» **WHAT IS NEEDED**
Copy out the entries from the line with "List 27 of the" to the line with "422, 826, 442]", both included, leaving out the pictures.
* BEGIN EXERCISE DATA *
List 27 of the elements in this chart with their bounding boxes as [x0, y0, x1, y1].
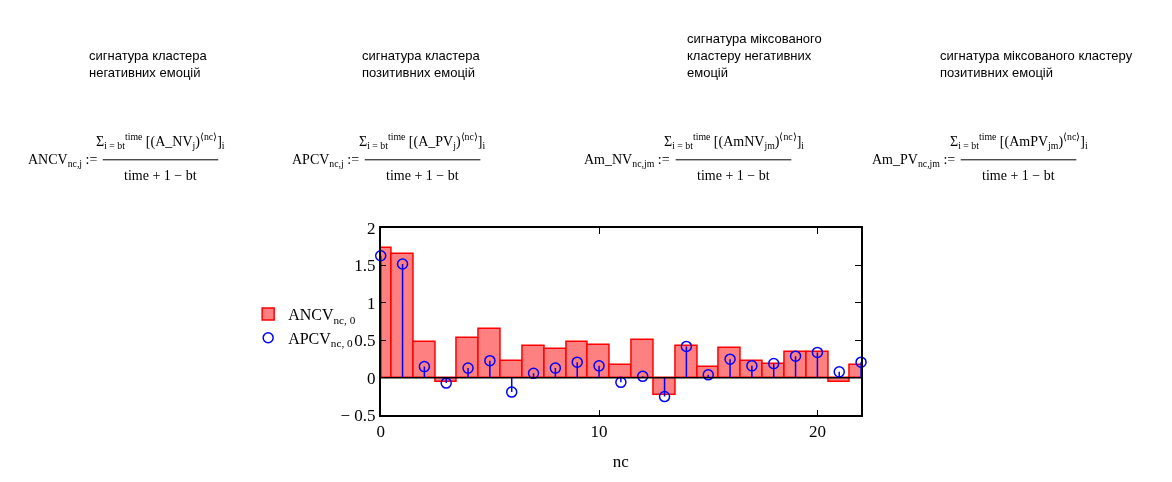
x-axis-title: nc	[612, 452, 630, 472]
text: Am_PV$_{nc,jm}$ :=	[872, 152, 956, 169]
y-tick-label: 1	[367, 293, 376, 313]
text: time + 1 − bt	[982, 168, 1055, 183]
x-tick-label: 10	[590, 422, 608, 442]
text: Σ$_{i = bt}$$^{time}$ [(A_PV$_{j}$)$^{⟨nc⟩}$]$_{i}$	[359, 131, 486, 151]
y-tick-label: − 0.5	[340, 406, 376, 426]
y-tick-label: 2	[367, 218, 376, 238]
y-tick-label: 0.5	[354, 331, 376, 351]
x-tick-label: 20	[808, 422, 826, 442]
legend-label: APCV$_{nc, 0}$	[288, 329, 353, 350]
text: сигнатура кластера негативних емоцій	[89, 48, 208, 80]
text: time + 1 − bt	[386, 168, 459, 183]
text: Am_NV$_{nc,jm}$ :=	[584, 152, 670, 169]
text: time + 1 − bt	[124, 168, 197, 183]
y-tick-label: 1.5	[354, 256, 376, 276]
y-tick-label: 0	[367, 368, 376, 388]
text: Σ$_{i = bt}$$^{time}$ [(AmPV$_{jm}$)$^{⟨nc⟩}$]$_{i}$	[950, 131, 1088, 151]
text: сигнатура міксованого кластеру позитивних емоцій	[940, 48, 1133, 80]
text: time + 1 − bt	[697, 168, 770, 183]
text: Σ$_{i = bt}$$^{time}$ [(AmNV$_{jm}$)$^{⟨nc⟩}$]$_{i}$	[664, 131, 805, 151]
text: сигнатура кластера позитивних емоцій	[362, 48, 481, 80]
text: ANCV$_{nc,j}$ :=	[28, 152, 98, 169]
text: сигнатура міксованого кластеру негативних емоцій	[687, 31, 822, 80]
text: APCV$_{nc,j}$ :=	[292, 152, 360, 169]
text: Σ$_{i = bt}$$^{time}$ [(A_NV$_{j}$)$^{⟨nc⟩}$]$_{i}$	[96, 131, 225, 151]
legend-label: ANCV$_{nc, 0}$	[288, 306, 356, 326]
* END EXERCISE DATA *
* BEGIN EXERCISE DATA *
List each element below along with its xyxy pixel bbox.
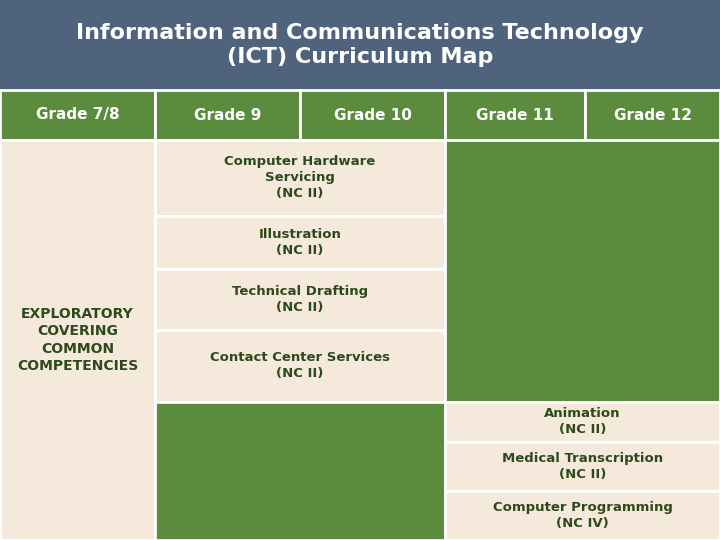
* END EXERCISE DATA *
» **RESPONSE**
List 27 of the elements in this chart with their bounding boxes as [x0, y0, x1, y1].
x-axis-title: nc	[612, 452, 630, 472]
text: Am_PV$_{nc,jm}$ :=	[872, 152, 956, 169]
y-tick-label: 1	[367, 293, 376, 313]
text: time + 1 − bt	[982, 168, 1055, 183]
x-tick-label: 10	[590, 422, 608, 442]
text: Σ$_{i = bt}$$^{time}$ [(A_PV$_{j}$)$^{⟨nc⟩}$]$_{i}$	[359, 131, 486, 151]
y-tick-label: − 0.5	[340, 406, 376, 426]
y-tick-label: 2	[367, 218, 376, 238]
y-tick-label: 0.5	[354, 331, 376, 351]
x-tick-label: 20	[808, 422, 826, 442]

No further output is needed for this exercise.